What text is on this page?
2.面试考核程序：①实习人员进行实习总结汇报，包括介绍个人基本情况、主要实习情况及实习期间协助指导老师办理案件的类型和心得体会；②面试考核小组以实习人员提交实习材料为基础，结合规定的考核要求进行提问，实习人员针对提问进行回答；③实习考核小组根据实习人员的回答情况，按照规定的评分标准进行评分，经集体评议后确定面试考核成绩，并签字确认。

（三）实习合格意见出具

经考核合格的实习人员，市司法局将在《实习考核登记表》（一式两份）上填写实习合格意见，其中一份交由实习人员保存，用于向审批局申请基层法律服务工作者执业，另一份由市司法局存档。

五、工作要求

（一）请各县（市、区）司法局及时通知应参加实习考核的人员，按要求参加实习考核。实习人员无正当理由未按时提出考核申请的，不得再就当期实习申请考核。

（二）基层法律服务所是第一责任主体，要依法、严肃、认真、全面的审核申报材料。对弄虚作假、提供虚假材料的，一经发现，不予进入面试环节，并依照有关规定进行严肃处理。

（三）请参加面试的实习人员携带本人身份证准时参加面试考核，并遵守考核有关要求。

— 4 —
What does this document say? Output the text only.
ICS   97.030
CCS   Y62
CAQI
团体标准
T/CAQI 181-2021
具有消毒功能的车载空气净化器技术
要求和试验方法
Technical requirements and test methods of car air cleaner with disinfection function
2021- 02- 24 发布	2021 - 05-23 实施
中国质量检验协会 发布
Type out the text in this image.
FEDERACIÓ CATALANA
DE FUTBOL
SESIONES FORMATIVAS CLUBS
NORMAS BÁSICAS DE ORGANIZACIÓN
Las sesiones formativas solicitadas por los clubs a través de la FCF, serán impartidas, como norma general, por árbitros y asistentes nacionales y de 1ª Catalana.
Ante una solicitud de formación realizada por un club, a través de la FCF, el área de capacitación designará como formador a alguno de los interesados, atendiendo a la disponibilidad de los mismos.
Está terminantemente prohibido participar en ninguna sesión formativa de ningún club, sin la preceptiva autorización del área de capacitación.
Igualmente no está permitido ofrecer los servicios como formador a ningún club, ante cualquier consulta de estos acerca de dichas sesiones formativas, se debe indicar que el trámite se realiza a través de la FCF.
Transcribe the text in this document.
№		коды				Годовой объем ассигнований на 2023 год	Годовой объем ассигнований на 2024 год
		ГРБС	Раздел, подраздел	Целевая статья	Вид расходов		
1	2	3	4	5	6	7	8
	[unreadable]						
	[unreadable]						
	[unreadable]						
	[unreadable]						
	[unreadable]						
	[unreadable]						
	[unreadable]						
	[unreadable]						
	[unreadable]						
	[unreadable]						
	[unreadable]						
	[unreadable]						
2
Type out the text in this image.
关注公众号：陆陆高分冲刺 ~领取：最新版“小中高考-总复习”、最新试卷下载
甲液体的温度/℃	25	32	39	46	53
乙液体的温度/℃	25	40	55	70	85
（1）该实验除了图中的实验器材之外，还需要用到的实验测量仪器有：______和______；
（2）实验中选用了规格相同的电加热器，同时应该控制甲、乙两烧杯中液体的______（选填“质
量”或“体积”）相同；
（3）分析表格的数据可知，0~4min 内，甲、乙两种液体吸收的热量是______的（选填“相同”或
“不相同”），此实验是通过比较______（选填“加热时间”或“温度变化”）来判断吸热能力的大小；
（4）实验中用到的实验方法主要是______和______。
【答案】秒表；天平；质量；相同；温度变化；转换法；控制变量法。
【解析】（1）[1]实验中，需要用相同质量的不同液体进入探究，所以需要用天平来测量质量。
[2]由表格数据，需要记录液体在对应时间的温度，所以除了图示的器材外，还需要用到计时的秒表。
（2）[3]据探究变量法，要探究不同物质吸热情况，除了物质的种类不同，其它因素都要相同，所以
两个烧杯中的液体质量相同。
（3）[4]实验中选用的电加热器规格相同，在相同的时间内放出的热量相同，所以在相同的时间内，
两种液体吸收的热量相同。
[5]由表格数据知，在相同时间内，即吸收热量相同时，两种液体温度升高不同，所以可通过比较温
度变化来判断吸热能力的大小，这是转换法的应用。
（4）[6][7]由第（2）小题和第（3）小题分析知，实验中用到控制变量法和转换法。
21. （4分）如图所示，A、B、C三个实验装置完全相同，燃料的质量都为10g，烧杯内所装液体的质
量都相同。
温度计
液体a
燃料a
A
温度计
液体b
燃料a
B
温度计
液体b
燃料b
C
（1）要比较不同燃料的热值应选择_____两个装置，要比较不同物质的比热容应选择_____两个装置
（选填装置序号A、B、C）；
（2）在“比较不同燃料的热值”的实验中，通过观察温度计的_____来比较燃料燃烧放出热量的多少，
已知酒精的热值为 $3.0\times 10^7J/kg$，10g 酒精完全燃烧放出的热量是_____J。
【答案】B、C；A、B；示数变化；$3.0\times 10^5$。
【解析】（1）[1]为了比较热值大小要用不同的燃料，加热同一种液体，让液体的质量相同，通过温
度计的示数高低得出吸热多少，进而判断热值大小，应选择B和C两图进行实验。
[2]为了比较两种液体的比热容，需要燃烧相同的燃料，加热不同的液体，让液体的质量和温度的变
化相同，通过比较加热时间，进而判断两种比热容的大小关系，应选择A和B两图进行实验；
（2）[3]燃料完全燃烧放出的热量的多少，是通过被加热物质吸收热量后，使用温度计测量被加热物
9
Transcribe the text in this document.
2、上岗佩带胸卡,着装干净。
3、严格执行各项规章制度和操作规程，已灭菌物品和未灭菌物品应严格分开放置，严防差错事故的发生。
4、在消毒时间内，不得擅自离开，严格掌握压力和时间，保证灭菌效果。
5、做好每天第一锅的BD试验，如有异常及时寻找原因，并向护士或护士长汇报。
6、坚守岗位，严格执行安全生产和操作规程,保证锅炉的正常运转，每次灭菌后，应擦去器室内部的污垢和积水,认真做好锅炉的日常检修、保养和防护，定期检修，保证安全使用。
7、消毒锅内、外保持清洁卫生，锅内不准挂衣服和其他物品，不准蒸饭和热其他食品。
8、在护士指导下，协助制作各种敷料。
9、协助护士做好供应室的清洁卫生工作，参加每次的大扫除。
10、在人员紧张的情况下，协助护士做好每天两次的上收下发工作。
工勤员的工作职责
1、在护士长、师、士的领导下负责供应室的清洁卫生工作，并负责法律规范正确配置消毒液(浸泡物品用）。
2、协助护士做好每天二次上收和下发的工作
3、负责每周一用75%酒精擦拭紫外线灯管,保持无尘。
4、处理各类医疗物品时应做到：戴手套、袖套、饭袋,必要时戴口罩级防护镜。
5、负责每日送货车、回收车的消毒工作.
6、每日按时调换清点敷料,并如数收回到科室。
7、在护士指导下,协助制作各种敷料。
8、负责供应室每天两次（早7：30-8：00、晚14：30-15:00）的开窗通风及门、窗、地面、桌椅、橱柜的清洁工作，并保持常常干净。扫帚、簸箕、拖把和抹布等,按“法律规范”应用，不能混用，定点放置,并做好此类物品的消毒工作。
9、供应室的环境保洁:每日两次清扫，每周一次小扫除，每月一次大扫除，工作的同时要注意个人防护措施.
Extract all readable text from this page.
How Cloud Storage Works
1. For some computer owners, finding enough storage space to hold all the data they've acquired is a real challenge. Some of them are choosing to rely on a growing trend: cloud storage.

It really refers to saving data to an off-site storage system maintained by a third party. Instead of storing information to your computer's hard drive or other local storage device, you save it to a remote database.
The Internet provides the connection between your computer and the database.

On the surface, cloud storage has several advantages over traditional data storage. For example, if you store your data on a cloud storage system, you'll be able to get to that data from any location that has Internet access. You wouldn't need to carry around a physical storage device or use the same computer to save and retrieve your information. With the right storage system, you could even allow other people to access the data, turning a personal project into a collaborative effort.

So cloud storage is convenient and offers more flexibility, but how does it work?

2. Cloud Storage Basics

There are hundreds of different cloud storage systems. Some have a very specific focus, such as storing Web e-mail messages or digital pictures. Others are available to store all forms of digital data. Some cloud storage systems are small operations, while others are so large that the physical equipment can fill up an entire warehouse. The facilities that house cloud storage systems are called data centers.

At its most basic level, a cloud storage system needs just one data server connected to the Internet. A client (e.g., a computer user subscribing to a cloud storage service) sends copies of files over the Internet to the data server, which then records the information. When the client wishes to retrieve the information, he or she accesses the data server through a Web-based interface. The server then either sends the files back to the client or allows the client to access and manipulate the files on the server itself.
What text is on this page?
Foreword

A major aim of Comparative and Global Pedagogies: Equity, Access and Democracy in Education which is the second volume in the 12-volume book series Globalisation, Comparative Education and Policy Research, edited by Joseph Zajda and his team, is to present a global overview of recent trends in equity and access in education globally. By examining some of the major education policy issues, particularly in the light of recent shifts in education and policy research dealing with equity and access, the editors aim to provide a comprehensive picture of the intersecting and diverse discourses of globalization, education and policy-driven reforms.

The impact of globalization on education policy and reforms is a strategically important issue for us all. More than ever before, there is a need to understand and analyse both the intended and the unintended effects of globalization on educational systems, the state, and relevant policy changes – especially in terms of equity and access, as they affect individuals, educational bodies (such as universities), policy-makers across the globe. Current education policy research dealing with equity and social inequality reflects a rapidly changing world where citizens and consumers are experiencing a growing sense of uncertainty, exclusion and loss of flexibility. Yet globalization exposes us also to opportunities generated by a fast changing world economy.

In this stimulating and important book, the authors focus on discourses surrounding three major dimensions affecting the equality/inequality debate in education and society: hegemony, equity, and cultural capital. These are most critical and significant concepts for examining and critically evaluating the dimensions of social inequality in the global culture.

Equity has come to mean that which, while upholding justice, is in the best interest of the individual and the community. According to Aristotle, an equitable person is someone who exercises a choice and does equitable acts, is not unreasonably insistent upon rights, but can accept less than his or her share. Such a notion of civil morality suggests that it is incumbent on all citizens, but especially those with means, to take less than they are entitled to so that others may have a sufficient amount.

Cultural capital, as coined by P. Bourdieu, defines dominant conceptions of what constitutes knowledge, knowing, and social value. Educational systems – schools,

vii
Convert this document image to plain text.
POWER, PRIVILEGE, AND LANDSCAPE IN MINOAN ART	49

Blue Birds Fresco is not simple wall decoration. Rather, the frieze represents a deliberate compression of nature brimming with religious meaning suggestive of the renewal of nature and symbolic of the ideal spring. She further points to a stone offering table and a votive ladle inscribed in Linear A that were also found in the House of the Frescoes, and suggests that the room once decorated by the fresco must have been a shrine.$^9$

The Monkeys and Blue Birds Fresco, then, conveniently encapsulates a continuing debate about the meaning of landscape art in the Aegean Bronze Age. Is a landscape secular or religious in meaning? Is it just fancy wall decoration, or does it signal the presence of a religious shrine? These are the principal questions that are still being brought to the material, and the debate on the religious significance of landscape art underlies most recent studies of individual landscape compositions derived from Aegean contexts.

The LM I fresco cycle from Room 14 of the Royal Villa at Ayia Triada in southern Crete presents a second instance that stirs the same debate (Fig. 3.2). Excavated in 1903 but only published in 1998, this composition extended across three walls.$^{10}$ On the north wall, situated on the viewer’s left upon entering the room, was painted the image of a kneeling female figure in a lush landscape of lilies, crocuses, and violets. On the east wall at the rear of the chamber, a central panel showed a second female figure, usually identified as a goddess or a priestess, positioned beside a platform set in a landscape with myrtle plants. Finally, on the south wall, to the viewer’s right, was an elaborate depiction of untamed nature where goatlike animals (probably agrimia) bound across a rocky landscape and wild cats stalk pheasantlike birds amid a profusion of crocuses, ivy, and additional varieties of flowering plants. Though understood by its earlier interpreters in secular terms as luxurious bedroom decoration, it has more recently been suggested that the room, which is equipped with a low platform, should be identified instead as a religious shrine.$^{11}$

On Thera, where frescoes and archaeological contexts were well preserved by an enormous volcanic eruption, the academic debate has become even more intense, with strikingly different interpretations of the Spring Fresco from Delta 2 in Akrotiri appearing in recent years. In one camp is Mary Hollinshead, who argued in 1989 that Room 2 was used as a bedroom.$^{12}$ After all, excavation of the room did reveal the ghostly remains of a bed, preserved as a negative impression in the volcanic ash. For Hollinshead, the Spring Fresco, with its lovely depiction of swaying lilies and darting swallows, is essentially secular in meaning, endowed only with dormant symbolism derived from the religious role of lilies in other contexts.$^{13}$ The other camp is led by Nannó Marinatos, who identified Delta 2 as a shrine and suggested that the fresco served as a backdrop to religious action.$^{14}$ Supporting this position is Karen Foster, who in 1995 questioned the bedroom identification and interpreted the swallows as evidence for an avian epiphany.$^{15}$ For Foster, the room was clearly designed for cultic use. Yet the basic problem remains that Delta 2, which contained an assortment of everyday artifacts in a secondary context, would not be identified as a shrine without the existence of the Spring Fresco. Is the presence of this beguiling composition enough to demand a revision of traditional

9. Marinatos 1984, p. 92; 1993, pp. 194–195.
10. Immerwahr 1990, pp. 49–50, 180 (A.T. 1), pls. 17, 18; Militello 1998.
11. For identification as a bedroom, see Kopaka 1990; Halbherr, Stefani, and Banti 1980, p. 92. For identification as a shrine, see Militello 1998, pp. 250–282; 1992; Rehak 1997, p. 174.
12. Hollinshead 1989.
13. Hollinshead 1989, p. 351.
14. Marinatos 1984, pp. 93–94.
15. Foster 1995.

____

# WHAT IS ASKED:
Pick out and copy the lines of the material that include the word "在护士指导下".

# RESULT OF THIS EXERCISE:
8、在护士指导下，协助制作各种敷料。
7、在护士指导下,协助制作各种敷料。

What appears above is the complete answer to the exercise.